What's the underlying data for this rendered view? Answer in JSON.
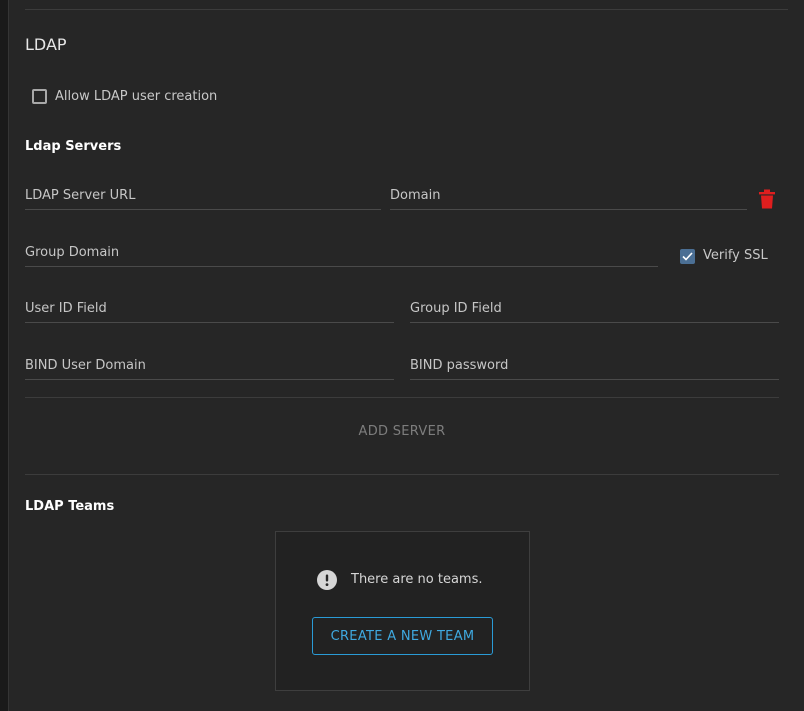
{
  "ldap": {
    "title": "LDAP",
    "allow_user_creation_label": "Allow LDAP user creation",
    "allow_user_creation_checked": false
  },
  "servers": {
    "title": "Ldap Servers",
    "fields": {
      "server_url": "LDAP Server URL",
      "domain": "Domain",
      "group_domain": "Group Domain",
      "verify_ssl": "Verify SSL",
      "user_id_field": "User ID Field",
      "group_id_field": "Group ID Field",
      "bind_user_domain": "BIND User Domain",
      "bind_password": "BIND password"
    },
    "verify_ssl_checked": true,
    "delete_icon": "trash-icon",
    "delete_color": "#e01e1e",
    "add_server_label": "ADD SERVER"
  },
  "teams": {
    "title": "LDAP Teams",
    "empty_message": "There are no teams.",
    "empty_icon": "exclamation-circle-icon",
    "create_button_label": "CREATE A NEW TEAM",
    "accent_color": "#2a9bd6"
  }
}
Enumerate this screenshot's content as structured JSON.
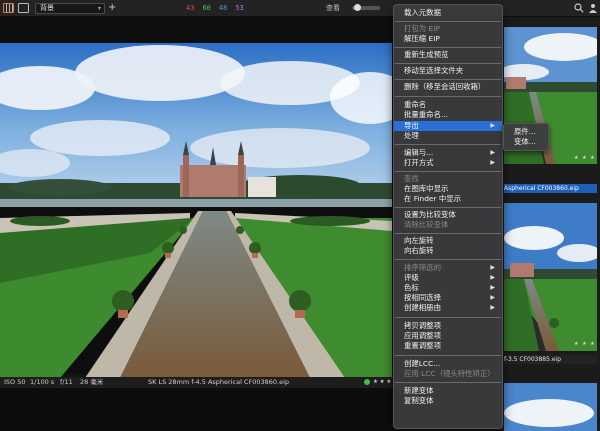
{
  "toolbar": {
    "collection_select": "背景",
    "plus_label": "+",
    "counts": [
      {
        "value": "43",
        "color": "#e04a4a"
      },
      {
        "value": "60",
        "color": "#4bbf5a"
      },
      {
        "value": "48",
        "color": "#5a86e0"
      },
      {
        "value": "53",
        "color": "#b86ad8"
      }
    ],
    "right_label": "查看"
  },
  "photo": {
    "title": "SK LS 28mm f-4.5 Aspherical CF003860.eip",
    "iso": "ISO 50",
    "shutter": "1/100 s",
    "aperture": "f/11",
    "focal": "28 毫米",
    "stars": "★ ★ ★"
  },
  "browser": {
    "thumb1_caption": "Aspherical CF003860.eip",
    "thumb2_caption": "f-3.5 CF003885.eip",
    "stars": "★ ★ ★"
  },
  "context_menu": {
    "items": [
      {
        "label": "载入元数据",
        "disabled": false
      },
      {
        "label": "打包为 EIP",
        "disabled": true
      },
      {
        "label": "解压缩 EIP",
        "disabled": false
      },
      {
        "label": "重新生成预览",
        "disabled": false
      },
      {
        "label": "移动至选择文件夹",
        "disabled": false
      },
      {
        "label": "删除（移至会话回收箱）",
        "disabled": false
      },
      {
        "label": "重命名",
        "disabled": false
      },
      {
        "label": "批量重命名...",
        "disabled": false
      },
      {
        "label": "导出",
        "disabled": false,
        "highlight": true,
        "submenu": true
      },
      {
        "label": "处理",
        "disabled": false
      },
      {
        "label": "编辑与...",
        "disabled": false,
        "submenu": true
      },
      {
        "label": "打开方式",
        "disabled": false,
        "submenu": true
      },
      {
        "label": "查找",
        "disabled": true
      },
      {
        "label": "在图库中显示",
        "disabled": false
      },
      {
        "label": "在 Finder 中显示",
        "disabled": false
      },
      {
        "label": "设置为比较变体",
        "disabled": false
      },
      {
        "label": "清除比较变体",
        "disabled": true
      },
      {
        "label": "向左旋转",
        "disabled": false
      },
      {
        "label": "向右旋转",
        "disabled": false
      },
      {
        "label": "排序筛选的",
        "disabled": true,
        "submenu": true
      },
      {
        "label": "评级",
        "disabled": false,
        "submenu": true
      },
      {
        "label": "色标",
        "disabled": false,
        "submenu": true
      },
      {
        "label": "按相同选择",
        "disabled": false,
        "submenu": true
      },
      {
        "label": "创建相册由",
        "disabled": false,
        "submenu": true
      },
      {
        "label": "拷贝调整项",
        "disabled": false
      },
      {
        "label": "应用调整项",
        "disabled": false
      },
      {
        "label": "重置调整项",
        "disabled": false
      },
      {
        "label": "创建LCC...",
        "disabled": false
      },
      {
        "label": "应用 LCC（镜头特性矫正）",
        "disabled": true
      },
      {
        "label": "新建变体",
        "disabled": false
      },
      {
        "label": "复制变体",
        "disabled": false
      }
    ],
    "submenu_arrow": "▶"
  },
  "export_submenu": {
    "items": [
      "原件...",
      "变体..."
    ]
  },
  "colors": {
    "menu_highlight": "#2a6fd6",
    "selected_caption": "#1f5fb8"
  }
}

■ ■ ■ ■ ■ ■ ■

TASK TO CARRY OUT:
Leave the pictures out and output the rest of the listing exactly.

WRITTEN ANSWER:
What's the underlying data for this rendered view? Answer in JSON.
{
  "ldap": {
    "title": "LDAP",
    "allow_user_creation_label": "Allow LDAP user creation",
    "allow_user_creation_checked": false
  },
  "servers": {
    "title": "Ldap Servers",
    "fields": {
      "server_url": "LDAP Server URL",
      "domain": "Domain",
      "group_domain": "Group Domain",
      "verify_ssl": "Verify SSL",
      "user_id_field": "User ID Field",
      "group_id_field": "Group ID Field",
      "bind_user_domain": "BIND User Domain",
      "bind_password": "BIND password"
    },
    "verify_ssl_checked": true,
    "delete_icon": "trash-icon",
    "delete_color": "#e01e1e",
    "add_server_label": "ADD SERVER"
  },
  "teams": {
    "title": "LDAP Teams",
    "empty_message": "There are no teams.",
    "empty_icon": "exclamation-circle-icon",
    "create_button_label": "CREATE A NEW TEAM",
    "accent_color": "#2a9bd6"
  }
}
Enumerate this screenshot's content as structured JSON.
{
  "toolbar": {
    "collection_select": "背景",
    "plus_label": "+",
    "counts": [
      {
        "value": "43",
        "color": "#e04a4a"
      },
      {
        "value": "60",
        "color": "#4bbf5a"
      },
      {
        "value": "48",
        "color": "#5a86e0"
      },
      {
        "value": "53",
        "color": "#b86ad8"
      }
    ],
    "right_label": "查看"
  },
  "photo": {
    "title": "SK LS 28mm f-4.5 Aspherical CF003860.eip",
    "iso": "ISO 50",
    "shutter": "1/100 s",
    "aperture": "f/11",
    "focal": "28 毫米",
    "stars": "★ ★ ★"
  },
  "browser": {
    "thumb1_caption": "Aspherical CF003860.eip",
    "thumb2_caption": "f-3.5 CF003885.eip",
    "stars": "★ ★ ★"
  },
  "context_menu": {
    "items": [
      {
        "label": "载入元数据",
        "disabled": false
      },
      {
        "label": "打包为 EIP",
        "disabled": true
      },
      {
        "label": "解压缩 EIP",
        "disabled": false
      },
      {
        "label": "重新生成预览",
        "disabled": false
      },
      {
        "label": "移动至选择文件夹",
        "disabled": false
      },
      {
        "label": "删除（移至会话回收箱）",
        "disabled": false
      },
      {
        "label": "重命名",
        "disabled": false
      },
      {
        "label": "批量重命名...",
        "disabled": false
      },
      {
        "label": "导出",
        "disabled": false,
        "highlight": true,
        "submenu": true
      },
      {
        "label": "处理",
        "disabled": false
      },
      {
        "label": "编辑与...",
        "disabled": false,
        "submenu": true
      },
      {
        "label": "打开方式",
        "disabled": false,
        "submenu": true
      },
      {
        "label": "查找",
        "disabled": true
      },
      {
        "label": "在图库中显示",
        "disabled": false
      },
      {
        "label": "在 Finder 中显示",
        "disabled": false
      },
      {
        "label": "设置为比较变体",
        "disabled": false
      },
      {
        "label": "清除比较变体",
        "disabled": true
      },
      {
        "label": "向左旋转",
        "disabled": false
      },
      {
        "label": "向右旋转",
        "disabled": false
      },
      {
        "label": "排序筛选的",
        "disabled": true,
        "submenu": true
      },
      {
        "label": "评级",
        "disabled": false,
        "submenu": true
      },
      {
        "label": "色标",
        "disabled": false,
        "submenu": true
      },
      {
        "label": "按相同选择",
        "disabled": false,
        "submenu": true
      },
      {
        "label": "创建相册由",
        "disabled": false,
        "submenu": true
      },
      {
        "label": "拷贝调整项",
        "disabled": false
      },
      {
        "label": "应用调整项",
        "disabled": false
      },
      {
        "label": "重置调整项",
        "disabled": false
      },
      {
        "label": "创建LCC...",
        "disabled": false
      },
      {
        "label": "应用 LCC（镜头特性矫正）",
        "disabled": true
      },
      {
        "label": "新建变体",
        "disabled": false
      },
      {
        "label": "复制变体",
        "disabled": false
      }
    ],
    "submenu_arrow": "▶"
  },
  "export_submenu": {
    "items": [
      "原件...",
      "变体..."
    ]
  },
  "colors": {
    "menu_highlight": "#2a6fd6",
    "selected_caption": "#1f5fb8"
  }
}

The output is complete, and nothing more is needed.